Eleições de 2002: Municípios 150
Seções 19.373
Eleitores: 7.128.233
% do eleitorado: 6,18%
Antes mesmo de mencionar os resultados, ressaltamos que o tamanho da amostra é relevante. Na realidade, em distribuições adequadas, é possível fazer inferências que têm significância estatística com um número muito menor de pessoas do que o utilizado.
Mas, dito isso, a Justiça Eleitoral registrou os resultados em relatório disponível no site do Tribunal Superior Eleitoral. Aí estão alguns dos principais pontos destacados:
(a) maior o tamanho das filas;
(b) maior o número de votos nulos e brancos;
(c) maior o percentual de urnas com votação por cédula – com todo o risco decorrente desse procedimento;
(d) maior o percentual de urnas que apresentaram defeito, além das falhas verificadas apenas no módulo impressor. (Tribunal Superior Eleitoral. Relatório das eleições 2002. – Brasília: TSE, 2003. 21 p.)

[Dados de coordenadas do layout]
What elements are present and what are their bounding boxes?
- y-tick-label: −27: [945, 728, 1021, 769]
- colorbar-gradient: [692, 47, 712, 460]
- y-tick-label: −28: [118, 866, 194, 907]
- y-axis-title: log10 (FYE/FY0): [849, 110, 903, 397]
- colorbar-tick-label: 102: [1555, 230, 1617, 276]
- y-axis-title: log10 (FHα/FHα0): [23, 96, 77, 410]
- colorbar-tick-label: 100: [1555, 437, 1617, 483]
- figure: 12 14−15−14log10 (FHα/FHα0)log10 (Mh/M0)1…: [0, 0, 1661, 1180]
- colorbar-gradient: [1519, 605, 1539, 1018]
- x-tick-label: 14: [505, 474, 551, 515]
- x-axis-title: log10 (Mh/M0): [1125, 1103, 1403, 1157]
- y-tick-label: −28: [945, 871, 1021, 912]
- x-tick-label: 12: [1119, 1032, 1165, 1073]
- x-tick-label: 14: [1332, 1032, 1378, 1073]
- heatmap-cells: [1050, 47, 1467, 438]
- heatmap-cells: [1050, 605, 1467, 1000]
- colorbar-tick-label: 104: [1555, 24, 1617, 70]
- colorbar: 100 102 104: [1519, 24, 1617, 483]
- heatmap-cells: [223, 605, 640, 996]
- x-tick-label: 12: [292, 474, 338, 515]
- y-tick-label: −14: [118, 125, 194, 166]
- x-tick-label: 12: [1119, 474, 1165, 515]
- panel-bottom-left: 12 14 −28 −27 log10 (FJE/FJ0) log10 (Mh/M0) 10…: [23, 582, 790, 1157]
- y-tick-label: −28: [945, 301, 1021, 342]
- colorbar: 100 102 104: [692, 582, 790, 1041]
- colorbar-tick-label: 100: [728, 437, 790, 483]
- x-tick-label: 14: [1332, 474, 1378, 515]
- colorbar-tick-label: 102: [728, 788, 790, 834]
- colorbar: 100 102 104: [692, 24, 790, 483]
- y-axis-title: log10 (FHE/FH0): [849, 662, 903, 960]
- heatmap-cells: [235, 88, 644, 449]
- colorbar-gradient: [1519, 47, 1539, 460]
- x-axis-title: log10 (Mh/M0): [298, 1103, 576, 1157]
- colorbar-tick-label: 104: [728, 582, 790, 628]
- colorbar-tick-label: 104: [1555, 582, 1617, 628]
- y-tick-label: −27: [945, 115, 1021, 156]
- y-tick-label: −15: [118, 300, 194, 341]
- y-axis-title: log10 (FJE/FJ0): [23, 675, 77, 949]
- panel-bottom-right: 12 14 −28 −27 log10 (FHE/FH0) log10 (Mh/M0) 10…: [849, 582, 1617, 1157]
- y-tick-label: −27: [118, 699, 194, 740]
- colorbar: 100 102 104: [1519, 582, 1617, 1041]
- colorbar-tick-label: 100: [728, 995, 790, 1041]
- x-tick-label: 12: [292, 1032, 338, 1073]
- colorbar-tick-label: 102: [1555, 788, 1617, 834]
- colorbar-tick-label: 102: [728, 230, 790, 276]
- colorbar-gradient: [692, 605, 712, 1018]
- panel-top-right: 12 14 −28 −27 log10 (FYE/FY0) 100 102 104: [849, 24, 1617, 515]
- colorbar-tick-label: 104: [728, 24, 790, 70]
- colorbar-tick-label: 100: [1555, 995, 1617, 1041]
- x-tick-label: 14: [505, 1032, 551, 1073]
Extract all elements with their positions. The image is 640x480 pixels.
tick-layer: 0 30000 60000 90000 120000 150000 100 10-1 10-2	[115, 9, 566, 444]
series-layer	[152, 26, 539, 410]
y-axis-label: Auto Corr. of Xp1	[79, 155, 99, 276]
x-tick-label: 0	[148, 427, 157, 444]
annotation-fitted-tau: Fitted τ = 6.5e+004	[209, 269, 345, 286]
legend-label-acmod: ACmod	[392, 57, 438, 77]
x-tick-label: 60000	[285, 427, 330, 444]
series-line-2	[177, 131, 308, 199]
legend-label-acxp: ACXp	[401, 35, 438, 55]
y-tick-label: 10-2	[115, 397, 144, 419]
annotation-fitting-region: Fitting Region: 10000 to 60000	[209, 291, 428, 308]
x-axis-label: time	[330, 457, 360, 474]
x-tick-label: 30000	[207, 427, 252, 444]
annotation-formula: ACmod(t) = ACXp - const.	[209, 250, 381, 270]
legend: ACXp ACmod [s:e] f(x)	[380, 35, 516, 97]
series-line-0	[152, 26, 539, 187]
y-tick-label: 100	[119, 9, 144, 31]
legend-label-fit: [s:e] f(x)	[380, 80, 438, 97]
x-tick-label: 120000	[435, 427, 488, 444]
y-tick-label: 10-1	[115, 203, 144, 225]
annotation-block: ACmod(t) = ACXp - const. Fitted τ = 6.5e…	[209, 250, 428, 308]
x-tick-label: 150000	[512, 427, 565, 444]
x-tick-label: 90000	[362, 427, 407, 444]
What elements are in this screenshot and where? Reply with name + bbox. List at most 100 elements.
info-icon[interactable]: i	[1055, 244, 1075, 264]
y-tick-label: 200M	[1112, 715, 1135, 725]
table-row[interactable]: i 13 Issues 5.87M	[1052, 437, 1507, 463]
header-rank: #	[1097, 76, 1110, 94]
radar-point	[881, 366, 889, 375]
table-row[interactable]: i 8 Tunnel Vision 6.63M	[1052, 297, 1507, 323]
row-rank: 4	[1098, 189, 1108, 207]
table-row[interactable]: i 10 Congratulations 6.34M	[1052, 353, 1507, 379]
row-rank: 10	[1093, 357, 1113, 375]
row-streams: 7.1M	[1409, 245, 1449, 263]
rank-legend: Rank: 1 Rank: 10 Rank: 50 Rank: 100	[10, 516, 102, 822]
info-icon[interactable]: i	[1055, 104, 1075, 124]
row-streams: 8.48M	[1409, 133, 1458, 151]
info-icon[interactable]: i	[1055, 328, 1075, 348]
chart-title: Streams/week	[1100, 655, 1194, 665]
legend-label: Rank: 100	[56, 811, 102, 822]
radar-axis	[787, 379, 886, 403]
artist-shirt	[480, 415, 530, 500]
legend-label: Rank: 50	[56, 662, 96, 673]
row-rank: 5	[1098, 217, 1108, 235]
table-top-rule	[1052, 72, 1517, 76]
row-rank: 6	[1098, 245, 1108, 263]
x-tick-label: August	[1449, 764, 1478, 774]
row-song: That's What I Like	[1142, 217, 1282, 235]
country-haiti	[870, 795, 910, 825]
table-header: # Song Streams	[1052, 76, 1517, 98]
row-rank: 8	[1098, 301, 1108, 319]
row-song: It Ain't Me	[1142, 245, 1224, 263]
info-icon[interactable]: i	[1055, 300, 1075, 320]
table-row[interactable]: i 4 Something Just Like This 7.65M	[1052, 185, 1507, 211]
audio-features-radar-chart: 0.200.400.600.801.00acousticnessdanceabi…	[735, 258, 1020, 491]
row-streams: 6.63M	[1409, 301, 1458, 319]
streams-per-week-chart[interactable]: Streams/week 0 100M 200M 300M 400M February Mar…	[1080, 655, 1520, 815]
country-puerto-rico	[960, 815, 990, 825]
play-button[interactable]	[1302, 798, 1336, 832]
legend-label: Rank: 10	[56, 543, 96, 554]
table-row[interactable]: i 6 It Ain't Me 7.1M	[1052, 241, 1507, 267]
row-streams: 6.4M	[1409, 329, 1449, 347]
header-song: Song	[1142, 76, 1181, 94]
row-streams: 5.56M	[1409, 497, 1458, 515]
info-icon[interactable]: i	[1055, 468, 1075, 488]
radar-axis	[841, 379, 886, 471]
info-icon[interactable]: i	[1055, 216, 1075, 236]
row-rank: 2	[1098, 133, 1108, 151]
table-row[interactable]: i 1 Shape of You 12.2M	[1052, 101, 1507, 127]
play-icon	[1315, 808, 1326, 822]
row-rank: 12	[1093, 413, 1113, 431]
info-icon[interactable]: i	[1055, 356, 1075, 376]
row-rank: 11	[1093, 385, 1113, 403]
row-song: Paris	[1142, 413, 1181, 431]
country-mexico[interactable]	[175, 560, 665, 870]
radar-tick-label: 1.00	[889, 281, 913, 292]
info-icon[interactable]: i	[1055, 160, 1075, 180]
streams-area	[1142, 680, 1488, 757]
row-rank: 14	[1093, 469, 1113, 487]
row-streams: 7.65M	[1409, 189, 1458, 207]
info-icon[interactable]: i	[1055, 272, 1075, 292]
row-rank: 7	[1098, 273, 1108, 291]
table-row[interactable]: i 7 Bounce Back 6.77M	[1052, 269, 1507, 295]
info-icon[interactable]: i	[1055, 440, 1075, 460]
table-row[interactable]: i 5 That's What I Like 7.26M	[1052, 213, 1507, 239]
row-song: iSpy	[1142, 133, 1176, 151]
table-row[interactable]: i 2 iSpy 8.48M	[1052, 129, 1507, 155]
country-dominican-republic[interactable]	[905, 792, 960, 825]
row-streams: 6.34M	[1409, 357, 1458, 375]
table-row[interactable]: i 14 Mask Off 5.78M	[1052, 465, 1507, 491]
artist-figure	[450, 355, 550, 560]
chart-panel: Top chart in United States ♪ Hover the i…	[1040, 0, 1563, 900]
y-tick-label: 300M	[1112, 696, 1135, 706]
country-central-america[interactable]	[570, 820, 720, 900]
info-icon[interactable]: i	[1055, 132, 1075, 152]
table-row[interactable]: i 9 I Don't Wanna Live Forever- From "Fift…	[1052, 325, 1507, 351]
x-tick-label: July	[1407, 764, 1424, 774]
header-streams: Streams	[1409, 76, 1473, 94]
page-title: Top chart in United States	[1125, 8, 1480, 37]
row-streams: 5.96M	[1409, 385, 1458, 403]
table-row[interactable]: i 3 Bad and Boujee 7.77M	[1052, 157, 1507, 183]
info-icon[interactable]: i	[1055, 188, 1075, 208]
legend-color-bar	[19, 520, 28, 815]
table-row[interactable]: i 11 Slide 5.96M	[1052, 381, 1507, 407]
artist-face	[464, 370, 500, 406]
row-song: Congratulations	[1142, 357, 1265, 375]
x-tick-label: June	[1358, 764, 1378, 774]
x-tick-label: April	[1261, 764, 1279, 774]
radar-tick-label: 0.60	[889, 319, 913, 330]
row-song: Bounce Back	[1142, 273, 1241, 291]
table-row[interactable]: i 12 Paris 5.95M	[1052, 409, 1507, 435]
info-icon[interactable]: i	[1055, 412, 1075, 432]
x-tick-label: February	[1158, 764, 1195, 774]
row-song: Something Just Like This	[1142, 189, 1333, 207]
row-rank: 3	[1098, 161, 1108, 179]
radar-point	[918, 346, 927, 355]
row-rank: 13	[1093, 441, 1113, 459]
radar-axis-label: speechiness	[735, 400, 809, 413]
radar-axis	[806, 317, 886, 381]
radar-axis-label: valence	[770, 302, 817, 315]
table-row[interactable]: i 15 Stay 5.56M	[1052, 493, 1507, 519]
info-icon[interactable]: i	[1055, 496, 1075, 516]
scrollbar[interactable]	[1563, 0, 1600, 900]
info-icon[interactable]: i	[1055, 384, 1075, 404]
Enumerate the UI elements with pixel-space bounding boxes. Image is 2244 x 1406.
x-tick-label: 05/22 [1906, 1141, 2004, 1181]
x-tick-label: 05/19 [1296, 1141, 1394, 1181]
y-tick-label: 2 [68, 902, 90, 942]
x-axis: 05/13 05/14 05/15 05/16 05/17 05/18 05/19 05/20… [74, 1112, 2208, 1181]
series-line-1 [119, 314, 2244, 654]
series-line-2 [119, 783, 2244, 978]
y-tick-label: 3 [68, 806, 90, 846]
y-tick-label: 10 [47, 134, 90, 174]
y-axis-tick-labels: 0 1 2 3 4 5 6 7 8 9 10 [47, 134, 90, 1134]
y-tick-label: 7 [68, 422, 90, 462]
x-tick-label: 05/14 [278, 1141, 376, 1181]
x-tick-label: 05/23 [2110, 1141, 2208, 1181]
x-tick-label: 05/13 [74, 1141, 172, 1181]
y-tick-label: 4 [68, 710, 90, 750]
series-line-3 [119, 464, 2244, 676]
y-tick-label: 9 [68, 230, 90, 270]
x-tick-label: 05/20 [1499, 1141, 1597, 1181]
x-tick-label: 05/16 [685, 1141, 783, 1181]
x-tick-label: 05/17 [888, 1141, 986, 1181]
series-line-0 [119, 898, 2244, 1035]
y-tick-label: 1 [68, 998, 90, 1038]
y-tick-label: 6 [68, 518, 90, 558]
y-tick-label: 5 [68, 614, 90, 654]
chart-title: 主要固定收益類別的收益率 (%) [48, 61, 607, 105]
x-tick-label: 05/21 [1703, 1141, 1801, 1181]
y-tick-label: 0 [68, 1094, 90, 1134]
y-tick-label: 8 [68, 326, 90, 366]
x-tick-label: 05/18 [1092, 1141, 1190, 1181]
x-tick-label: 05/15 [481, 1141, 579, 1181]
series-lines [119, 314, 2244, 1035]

• [INSTRUÇÕES]
1. Traduza para o inglês esta frase do trecho sobre as eleições de 2002: "Na realidade, em distribuições adequadas, é possível fazer inferências que têm significância estatística com um número muito menor de pessoas do que o utilizado."
2. Segundo o trecho sobre as eleições de 2002, onde a Justiça Eleitoral registrou os resultados?
3. Transcreva do trecho sobre as eleições de 2002 a parte que vai de "Eleições de 2002: Municípios" até "2003. 21 p.)", incluindo ambos.

• [RESULTADOS POR TAREFA]
1. In fact, with suitable distributions, it is possible to make statistically significant inferences with a much smaller number of people than the one used.

2. Em relatório disponível no site do Tribunal Superior Eleitoral.

3.
Eleições de 2002: Municípios 150
Seções 19.373
Eleitores: 7.128.233
% do eleitorado: 6,18%
Antes mesmo de mencionar os resultados, ressaltamos que o tamanho da amostra é relevante. Na realidade, em distribuições adequadas, é possível fazer inferências que têm significância estatística com um número muito menor de pessoas do que o utilizado.
Mas, dito isso, a Justiça Eleitoral registrou os resultados em relatório disponível no site do Tribunal Superior Eleitoral. Aí estão alguns dos principais pontos destacados:
(a) maior o tamanho das filas;
(b) maior o número de votos nulos e brancos;
(c) maior o percentual de urnas com votação por cédula – com todo o risco decorrente desse procedimento;
(d) maior o percentual de urnas que apresentaram defeito, além das falhas verificadas apenas no módulo impressor. (Tribunal Superior Eleitoral. Relatório das eleições 2002. – Brasília: TSE, 2003. 21 p.)